Hoje trago trechos do livro As Dores do Mundo, obra essa que traz temas como solidão, morte, medo, casamento…

Então, sem mais delongas.


Na vida dos povos, a história só nos aponta guerras e sedições: os anos de paz não passam de curtos intervalos de entreatos, uma vez por acaso. E, da mesma maneira, a vida do homem é um combate perpétuo, não só contra males abstratos, a miséria ou o aborrecimento, mas também contra os outros homens. Em toda parte encontra-se um adversário: a vida é uma guerra sem tréguas, e morre-se com as armas na mão.


Na velhice, as paixões e os desejos extinguem-se uns após outros, à medida que os objetos dessas paixões tornam-se indiferentes; a sensibilidade diminui, a força na imaginação torna-se sempre mais fraca, as imagens empalidecem, as impressões já não aderem, passam sem deixar vestígios, os dias decorrem cada vez mais rápidos, os acontecimentos perdem a sua importância, tudo se descolora.


O que ocupa todos os vivos e os conserva em contínua atividade é a necessidade de assegurar a existência. Mas feito isso, não sabem que mais hão de fazer. Assim, o segundo esforço dos homens é aliviar o peso da vida, tornar-se insensível, matar o tempo, isto é, fugir ao aborrecimento. Vemô-los, logo que se livram de toda a miséria material e moral, logo que sacudiram dos ombros todos os fardos, tomarem sobre eles mesmos o peso da existência, e considerarem como um ganho toda hora que têm conseguido passar, ainda que no fundo ela seja tirada dessa existência, a qual se esforçam por prolongar com tanto zelo.
..............................
**Objetivo:** Dê continuidade ao texto sobre As Dores do Mundo, começando logo após a última frase. Os itens abaixo vêm de outra fonte.

**Itens listados:**
..............................
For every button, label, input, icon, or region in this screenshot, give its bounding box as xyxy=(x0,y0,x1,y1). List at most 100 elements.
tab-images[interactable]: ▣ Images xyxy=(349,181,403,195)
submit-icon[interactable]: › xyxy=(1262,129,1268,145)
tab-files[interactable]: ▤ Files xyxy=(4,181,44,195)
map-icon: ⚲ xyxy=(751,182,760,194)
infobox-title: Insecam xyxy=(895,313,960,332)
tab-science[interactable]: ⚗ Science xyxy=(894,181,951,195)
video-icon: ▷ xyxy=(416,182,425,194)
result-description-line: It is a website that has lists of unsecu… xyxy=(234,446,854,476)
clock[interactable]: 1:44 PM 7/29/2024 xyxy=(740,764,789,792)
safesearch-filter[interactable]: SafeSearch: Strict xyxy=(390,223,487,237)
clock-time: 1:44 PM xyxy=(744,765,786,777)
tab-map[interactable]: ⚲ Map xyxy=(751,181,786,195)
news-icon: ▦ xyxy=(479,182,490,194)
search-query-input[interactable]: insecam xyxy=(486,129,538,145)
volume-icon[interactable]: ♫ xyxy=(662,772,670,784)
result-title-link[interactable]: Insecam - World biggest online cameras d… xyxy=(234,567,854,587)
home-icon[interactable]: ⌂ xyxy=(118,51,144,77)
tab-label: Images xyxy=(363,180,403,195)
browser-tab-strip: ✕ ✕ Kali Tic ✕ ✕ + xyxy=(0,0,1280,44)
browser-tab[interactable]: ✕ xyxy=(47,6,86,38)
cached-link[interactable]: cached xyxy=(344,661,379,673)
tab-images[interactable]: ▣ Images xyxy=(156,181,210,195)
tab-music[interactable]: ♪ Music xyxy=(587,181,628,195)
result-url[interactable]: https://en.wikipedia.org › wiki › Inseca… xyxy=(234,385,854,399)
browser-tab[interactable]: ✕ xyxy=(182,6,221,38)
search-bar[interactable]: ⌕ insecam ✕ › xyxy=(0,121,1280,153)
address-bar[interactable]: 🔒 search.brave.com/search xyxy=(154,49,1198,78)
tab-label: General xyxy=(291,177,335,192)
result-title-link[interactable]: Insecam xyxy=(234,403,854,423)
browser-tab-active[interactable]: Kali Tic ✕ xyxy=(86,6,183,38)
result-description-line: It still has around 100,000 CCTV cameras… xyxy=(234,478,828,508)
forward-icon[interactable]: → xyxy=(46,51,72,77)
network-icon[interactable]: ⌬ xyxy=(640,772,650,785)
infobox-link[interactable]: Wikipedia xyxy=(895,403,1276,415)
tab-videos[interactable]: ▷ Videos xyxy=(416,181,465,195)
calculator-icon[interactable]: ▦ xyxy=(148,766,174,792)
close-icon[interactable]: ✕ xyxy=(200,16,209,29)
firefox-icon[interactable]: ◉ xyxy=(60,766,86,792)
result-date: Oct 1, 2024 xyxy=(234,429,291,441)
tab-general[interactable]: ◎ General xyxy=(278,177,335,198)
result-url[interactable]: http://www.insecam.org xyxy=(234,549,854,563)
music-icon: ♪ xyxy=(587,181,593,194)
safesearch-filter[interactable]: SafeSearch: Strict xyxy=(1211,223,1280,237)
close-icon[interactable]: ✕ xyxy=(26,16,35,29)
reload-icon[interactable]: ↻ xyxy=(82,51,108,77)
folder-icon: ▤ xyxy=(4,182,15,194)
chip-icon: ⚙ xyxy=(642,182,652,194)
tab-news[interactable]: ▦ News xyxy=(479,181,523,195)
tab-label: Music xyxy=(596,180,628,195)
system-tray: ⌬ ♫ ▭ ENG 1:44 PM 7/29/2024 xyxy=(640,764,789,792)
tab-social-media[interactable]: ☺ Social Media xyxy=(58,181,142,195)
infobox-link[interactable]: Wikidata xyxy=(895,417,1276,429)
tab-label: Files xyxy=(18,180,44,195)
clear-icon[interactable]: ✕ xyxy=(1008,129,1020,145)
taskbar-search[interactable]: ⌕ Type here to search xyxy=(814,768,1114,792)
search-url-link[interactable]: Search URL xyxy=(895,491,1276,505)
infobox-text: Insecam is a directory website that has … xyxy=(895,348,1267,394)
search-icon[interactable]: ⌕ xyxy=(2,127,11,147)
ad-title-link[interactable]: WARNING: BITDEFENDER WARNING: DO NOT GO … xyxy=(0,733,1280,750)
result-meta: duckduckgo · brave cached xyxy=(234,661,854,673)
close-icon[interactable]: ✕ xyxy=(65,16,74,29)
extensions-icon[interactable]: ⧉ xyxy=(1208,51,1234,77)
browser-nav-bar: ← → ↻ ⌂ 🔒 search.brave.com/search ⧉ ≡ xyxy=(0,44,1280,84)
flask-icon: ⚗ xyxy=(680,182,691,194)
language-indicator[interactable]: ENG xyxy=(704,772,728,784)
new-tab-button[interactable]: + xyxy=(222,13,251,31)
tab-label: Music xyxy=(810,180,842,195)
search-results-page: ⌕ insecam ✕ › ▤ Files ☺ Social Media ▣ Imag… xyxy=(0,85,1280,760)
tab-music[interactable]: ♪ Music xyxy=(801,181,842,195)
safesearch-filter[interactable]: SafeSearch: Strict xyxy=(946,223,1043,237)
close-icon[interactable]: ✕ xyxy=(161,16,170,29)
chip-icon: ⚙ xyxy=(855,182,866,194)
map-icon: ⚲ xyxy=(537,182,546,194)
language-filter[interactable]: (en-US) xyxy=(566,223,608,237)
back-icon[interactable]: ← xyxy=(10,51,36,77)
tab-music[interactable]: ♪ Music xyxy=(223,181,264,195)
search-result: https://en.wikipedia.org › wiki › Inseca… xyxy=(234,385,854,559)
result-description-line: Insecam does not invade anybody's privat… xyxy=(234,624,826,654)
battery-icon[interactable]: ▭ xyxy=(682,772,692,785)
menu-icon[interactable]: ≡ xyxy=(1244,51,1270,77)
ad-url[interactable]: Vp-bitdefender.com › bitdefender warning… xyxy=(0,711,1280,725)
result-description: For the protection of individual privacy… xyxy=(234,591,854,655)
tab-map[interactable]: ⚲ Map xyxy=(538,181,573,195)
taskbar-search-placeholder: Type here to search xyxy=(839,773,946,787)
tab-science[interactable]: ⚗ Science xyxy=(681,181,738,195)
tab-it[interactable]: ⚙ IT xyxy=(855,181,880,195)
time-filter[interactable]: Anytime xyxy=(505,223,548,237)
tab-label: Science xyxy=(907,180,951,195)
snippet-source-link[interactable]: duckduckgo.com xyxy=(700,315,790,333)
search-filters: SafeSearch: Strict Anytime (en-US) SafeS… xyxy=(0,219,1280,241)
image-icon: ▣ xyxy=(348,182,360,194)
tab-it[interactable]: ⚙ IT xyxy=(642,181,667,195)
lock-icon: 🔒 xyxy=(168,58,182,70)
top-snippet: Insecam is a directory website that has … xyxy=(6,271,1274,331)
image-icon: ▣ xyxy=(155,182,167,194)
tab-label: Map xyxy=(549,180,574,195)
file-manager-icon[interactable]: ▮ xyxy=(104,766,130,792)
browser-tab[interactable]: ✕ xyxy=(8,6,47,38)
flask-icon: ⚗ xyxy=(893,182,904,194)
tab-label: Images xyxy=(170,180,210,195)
..............................
**Resultado do exercício:**
A vida é um mar cheio de perigos e de turbilhões que o homem só evita à força de prudência e de cuidados, embora saiba que, mesmo que consiga lhes escapar com perícia e esforços, não pode, contudo, à medida que avança, sem retardar o grande, o total, o inevitável naufrágio, a morte que parece lhe correr ao encontro: é esse o fim supremo de tão laboriosa navegação, para ele infinitamente pior que todos os perigos dos quais escapou.


Os homens assemelham-se a relógios a que se dá corda e trabalham sem saber porque; e sempre que vem um homem a este mundo, o relógio da vida humana recebe corda de novo para repetir mais uma vez o velho e gasto estribilho da eterna caixa de música, frase por frase, compasso por compasso, com variações quase insensíveis.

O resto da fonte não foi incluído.